◆ **Texto de lectura**
.....

Eliphas Lévi: El arquitecto del ocultismo moderno
Alphonse Louis Constant y la reinvención de la magia en el siglo XIX
Alphonse Louis Constant, mejor conocido por su nombre hebreo Eliphas Lévi, fue un personaje clave cuya vida transitó entre el seminario católico, el activismo político radical y la síntesis del esoterismo occidental. Como antiguo estudiante de teología, Lévi utilizó sus conocimientos en hermenéutica y lenguajes antiguos para intentar unificar la ciencia y la religión a través de lo que él llamó "Magia". Su enfoque no se basaba en la superstición, sino en la idea de que existían leyes naturales aún no comprendidas por la ciencia de su época, una perspectiva que resuena con la búsqueda de orden en la psicología y la filosofía social.
Historiográficamente, la importancia de Lévi radica en su capacidad para sistematizar siglos de conocimientos dispersos. En su obra fundamental, Dogma y ritual de la alta magia (1854), integró el Tarot, la Cábala y la alquimia en un solo cuerpo de pensamiento coherente. Fue él quien transformó la percepción de los símbolos antiguos, dándoles una estructura lógica y estética que influyó directamente en movimientos posteriores como la Orden de la Aurora Dorada (Golden Dawn). Su pensamiento estaba profundamente marcado por la idea del "Equilibrio Universal", un concepto que tomó de la filosofía y que aplicó a su interpretación de la realidad.

.....

◆ **Qué hacer**
- 1) Responde a estas preguntas a partir del texto sobre Eliphas Lévi:
(a) ¿Con qué nombre hebreo es mejor conocido Alphonse Louis Constant?
(b) ¿En qué año apareció la obra Dogma y ritual de la alta magia?
(c) ¿De qué disciplina tomó Lévi el concepto de "Equilibrio Universal"?
- 2) Enumera todos los cuerpos de conocimiento que, según el texto sobre Eliphas Lévi, integró Lévi en Dogma y ritual de la alta magia.
- 3) Prolonga el texto sobre Eliphas Lévi con un párrafo nuevo que siga a su última oración.
El material siguiente procede de una fuente distinta a la del texto.

.....

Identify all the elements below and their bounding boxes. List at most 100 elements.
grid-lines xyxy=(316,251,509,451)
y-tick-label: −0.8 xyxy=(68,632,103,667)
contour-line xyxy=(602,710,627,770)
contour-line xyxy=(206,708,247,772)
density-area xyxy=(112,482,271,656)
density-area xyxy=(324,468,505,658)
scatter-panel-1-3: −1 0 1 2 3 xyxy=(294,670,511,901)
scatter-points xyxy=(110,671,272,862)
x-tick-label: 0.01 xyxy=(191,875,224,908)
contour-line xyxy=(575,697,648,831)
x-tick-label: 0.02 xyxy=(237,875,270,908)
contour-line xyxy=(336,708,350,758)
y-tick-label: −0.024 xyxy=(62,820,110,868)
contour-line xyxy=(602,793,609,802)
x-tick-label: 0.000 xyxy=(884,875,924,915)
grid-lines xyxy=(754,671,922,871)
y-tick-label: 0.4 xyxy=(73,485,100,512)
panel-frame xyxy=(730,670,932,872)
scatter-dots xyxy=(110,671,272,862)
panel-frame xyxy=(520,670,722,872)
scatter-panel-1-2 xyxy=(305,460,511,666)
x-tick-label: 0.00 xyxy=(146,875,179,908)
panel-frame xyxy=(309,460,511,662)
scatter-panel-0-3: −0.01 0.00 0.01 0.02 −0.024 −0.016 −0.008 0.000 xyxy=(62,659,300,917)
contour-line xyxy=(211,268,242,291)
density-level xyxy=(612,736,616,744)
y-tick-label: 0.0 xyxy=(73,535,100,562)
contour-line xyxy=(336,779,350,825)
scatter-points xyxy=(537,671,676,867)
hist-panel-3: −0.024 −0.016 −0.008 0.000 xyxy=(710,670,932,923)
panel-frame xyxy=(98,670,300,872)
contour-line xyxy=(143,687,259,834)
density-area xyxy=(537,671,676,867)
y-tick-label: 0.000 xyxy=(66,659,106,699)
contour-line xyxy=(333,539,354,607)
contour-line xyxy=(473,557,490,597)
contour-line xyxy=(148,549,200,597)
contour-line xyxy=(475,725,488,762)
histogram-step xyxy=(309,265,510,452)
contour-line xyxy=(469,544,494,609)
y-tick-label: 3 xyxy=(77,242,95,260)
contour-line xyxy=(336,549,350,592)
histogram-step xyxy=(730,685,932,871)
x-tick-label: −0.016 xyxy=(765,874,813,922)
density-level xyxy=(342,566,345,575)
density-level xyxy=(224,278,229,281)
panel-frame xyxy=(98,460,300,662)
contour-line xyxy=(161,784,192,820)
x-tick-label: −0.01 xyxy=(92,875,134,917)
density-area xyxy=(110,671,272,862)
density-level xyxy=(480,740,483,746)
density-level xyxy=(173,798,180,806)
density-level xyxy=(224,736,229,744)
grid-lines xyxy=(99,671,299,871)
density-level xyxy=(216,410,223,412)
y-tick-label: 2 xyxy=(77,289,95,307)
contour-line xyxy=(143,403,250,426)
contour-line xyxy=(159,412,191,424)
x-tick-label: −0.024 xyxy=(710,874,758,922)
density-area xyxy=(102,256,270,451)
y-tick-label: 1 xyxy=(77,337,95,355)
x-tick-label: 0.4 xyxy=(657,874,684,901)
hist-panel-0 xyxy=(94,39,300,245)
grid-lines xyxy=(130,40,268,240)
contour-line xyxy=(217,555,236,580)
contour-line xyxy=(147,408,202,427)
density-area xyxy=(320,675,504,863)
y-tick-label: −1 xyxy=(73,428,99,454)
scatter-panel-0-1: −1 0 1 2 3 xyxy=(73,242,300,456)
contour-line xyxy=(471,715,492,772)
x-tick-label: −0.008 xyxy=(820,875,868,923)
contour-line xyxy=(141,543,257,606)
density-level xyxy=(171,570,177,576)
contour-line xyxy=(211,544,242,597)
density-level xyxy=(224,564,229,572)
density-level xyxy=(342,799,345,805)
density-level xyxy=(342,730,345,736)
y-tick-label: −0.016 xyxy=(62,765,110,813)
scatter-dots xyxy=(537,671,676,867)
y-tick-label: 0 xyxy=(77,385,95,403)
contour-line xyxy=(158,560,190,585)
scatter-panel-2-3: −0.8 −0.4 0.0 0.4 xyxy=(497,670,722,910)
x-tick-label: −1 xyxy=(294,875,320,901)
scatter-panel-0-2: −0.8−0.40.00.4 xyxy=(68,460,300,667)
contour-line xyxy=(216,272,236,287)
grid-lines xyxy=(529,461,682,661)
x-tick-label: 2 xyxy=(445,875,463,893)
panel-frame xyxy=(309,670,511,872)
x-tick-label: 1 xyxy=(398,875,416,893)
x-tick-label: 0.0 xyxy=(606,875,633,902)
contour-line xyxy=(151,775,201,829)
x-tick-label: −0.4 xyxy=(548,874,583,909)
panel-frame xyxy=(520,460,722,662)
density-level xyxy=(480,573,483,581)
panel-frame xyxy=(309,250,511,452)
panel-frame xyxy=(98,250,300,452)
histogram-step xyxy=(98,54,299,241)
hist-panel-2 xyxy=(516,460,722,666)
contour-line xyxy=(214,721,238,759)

.....

◆ **Soluciones**
- 1)
(a) Eliphas Lévi.
(b) En 1854.
(c) De la filosofía.

- 2) El Tarot, la Cábala y la alquimia.

- 3)
Desde una perspectiva antropológica, Lévi representa la transición del pensamiento mágico medieval hacia el ocultismo racionalista e intelectual de la era industrial. Sus escritos no solo trataban sobre lo oculto, sino que funcionaban como una crítica social a la rigidez de la Iglesia y al materialismo extremo de su tiempo. Aunque hoy se le asocia principalmente con la imagen del Bafomet, su legado más profundo fue la creación de un lenguaje simbólico que permitió a las generaciones siguientes explorar la psique humana y los límites de la consciencia desde una estructura semiótica organizada.